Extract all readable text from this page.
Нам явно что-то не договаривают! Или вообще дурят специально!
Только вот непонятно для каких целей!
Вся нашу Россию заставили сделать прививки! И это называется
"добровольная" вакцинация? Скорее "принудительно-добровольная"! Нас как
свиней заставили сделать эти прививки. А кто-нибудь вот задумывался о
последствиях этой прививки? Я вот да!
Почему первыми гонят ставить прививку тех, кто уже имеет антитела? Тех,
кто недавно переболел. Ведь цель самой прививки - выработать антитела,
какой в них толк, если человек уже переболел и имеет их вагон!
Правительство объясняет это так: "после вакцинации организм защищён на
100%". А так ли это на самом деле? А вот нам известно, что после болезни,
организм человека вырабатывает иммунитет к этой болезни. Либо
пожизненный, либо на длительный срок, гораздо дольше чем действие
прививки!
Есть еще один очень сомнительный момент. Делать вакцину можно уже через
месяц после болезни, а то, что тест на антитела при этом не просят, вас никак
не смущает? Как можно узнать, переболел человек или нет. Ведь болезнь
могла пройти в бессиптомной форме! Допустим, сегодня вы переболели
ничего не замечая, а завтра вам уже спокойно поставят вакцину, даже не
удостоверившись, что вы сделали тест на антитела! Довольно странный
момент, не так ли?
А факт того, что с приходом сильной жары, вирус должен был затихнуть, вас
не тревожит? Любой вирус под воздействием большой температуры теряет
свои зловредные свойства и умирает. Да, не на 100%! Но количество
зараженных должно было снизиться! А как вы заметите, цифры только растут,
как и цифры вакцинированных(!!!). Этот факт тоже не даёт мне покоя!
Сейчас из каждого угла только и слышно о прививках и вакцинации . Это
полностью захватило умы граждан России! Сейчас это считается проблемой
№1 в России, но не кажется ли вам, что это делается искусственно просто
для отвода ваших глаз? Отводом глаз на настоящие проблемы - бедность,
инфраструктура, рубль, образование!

Written instruction: Copy the lines from the entries above in which the word "России" appears.

The completed task:
полностью захватило умы граждан России! Сейчас это считается проблемой
№1 в России, но не кажется ли вам, что это делается искусственно просто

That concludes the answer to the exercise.